SOURCE EXTRACT:
•••

Nursing Older People-Competence Evaluation Tool: Development and Psychometric Evaluation

By Bing-Jonsson, Pia Cecilie; Hofoss, Dag et al. | Journal of Nursing Measurement, April 1, 2015 | Go to article overview

Nursing Older People-Competence Evaluation Tool: Development and Psychometric Evaluation


Bing-Jonsson, Pia Cecilie, Hofoss, Dag, Kirkevold, Marit, Bjørk, Ida Torunn, Foss, Christina, Journal of Nursing Measurement


Background and Purpose: To evaluate the quality of care provided to older people, the competence of the nursing staff must be measured. This study evaluates a new instrument called Nursing Older People-Competence Evaluation Tool (NOP-CET). Methods: A 65-item questionnaire was completed by 1,016 community-based nursing staff and evaluated for validity, reliability, precision, interpretability, acceptability, and feasibility. Results: The survey demonstrated good content validity; conceptually coherent factor structure explaining 54.98% (knowledge items), 65.03% (skills items), and 52.83% (personal attribute items) of the total variance; and internal consistency (.77-.93). Conclusions: The NOP-CET showed good validity and reliability as a measure of community-based nursing staff competence and may be used in further investigations of competence in older people nursing.

•••

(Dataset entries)
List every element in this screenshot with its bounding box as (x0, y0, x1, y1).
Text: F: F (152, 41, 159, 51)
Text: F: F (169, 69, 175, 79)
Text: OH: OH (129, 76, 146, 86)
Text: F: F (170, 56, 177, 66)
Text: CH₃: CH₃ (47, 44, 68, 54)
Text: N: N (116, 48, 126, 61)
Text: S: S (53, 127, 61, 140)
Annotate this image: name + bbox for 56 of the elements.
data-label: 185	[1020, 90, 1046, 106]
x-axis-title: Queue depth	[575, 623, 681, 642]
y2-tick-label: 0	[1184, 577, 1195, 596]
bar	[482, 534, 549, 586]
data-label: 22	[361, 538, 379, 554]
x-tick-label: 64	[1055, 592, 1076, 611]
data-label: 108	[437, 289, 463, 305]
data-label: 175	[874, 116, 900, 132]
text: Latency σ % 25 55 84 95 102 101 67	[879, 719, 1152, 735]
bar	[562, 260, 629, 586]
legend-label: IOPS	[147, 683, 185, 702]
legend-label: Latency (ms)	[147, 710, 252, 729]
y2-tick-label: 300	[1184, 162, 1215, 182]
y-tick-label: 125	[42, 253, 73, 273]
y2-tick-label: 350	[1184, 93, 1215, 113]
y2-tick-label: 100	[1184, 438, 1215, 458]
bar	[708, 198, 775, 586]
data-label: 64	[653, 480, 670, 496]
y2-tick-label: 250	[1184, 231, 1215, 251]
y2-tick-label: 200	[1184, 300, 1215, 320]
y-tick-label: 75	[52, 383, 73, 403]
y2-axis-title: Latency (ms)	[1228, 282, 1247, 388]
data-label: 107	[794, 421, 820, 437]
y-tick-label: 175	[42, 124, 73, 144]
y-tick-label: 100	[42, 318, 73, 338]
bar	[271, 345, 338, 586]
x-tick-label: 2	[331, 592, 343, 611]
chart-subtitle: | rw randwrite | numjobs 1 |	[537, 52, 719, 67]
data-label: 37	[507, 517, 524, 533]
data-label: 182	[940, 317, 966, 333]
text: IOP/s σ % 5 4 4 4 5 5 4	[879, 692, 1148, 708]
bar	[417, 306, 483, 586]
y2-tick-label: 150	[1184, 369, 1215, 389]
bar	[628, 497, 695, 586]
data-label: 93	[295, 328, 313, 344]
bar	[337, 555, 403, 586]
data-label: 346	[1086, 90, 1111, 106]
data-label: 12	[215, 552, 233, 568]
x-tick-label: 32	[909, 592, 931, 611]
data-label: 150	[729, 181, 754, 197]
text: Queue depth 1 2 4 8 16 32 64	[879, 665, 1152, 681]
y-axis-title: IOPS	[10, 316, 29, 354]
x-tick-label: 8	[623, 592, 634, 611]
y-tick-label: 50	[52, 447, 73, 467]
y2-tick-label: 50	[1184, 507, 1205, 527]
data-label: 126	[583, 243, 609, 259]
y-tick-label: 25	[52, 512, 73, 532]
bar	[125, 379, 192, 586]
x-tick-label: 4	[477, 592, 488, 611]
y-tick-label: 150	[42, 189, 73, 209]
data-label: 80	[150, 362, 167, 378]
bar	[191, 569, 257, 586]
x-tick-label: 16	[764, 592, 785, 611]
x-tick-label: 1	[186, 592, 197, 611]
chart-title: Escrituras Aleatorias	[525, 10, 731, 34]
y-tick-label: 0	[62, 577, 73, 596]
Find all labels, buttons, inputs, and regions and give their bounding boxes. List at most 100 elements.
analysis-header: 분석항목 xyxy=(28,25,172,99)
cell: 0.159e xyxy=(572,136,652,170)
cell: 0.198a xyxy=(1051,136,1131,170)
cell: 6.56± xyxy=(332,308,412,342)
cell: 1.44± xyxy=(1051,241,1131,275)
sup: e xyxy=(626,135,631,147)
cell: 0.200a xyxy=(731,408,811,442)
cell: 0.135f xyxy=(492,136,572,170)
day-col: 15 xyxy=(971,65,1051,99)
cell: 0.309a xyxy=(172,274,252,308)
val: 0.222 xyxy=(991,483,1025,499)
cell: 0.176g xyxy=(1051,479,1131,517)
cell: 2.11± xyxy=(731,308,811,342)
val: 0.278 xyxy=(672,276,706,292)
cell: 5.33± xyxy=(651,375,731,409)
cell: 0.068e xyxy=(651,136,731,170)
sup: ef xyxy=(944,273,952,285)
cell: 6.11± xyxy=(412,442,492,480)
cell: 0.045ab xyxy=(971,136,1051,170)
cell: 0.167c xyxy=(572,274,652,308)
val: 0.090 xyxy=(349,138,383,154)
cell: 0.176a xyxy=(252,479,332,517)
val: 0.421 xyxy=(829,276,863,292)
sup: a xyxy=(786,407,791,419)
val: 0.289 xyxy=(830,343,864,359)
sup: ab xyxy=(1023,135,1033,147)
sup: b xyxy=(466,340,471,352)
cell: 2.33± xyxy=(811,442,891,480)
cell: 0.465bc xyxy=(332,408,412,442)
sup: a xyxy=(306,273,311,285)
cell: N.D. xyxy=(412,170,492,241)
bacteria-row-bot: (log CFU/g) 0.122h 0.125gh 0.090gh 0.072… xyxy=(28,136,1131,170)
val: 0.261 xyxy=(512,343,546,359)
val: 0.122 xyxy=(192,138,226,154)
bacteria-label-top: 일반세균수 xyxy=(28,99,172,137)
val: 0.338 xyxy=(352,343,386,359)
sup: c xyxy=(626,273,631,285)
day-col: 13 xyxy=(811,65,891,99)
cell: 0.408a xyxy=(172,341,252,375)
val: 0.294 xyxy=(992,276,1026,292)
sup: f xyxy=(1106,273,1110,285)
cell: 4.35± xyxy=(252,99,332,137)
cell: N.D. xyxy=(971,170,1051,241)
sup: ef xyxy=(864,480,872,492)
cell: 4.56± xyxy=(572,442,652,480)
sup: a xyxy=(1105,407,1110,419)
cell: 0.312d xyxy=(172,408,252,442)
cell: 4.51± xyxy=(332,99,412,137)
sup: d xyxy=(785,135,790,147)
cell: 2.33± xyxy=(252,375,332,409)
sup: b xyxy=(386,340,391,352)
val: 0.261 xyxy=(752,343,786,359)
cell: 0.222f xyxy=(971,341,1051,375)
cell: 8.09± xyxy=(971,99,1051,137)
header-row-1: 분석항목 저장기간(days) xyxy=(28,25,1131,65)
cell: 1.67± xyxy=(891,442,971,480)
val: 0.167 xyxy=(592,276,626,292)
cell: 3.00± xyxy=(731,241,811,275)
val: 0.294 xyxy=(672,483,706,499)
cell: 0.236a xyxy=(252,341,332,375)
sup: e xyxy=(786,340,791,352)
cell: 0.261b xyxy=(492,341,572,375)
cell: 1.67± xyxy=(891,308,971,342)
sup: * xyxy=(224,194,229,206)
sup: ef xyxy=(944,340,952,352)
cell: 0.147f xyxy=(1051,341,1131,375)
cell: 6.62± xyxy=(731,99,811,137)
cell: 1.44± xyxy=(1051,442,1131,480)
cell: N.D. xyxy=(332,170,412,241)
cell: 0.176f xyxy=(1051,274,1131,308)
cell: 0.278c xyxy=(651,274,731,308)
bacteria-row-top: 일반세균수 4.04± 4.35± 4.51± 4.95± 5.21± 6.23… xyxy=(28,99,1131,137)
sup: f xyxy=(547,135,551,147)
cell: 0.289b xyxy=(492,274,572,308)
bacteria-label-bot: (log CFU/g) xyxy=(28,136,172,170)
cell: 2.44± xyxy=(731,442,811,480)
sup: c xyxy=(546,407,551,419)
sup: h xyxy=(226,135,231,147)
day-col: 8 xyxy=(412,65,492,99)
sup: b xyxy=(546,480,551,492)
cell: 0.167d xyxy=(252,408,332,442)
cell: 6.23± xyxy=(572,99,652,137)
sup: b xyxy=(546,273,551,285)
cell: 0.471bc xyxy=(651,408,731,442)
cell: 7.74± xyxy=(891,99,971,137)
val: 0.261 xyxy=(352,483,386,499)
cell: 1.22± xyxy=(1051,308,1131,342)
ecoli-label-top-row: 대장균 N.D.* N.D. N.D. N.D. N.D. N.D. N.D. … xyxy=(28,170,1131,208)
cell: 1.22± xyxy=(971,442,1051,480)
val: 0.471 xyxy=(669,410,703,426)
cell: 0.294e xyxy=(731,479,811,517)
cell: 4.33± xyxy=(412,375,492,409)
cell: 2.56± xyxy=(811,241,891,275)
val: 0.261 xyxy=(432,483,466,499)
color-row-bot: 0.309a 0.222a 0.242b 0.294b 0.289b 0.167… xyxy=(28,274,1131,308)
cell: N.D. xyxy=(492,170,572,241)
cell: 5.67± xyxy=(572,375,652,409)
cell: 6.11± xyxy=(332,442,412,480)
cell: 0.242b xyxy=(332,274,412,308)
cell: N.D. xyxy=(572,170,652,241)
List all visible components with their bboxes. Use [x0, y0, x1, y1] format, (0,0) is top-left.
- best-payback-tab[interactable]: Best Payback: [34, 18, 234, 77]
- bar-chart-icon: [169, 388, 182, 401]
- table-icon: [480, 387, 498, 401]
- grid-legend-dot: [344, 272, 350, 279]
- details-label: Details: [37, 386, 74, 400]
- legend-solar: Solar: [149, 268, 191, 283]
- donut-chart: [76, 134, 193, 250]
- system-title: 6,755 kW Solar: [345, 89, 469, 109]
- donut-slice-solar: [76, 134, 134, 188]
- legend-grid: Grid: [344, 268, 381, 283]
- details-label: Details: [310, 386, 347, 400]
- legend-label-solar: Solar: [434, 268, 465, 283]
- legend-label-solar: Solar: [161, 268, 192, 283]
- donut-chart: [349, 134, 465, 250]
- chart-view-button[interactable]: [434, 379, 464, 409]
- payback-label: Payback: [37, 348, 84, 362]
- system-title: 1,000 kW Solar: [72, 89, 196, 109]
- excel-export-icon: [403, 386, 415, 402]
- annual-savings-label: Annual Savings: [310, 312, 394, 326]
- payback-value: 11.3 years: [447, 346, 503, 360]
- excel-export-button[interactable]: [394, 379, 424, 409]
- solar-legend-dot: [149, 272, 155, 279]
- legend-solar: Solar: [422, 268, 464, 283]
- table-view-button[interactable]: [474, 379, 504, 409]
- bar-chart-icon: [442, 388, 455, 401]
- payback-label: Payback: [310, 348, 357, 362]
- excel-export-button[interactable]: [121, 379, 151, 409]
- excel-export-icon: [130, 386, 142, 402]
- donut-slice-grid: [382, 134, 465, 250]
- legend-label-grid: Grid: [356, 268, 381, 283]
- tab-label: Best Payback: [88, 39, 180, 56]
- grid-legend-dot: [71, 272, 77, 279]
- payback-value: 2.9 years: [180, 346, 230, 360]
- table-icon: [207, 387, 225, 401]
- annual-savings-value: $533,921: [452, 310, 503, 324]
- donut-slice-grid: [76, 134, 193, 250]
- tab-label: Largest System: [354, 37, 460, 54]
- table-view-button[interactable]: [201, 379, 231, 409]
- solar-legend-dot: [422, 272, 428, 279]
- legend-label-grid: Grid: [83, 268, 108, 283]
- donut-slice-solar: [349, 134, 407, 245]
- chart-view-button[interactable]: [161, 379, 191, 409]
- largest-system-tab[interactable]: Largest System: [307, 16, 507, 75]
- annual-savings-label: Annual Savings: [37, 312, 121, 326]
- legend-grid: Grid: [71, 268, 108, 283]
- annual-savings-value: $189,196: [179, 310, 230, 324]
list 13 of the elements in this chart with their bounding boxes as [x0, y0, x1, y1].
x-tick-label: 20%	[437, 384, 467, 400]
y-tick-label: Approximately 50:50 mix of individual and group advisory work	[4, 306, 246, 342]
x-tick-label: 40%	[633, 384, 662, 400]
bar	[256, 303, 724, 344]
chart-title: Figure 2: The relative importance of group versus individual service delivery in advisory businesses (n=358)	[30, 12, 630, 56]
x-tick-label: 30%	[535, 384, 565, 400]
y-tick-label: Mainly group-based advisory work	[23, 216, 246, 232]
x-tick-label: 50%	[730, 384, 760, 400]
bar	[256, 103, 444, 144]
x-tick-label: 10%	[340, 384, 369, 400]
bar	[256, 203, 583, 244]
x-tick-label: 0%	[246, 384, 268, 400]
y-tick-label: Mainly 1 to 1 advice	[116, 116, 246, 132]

•••

TASK DETAILS: Transcribe the passage of the NOP-CET abstract starting with "Background and Purpose: To" and going on through "older people nursing.".

WRITTEN ANSWER:
Background and Purpose: To evaluate the quality of care provided to older people, the competence of the nursing staff must be measured. This study evaluates a new instrument called Nursing Older People-Competence Evaluation Tool (NOP-CET). Methods: A 65-item questionnaire was completed by 1,016 community-based nursing staff and evaluated for validity, reliability, precision, interpretability, acceptability, and feasibility. Results: The survey demonstrated good content validity; conceptually coherent factor structure explaining 54.98% (knowledge items), 65.03% (skills items), and 52.83% (personal attribute items) of the total variance; and internal consistency (.77-.93). Conclusions: The NOP-CET showed good validity and reliability as a measure of community-based nursing staff competence and may be used in further investigations of competence in older people nursing.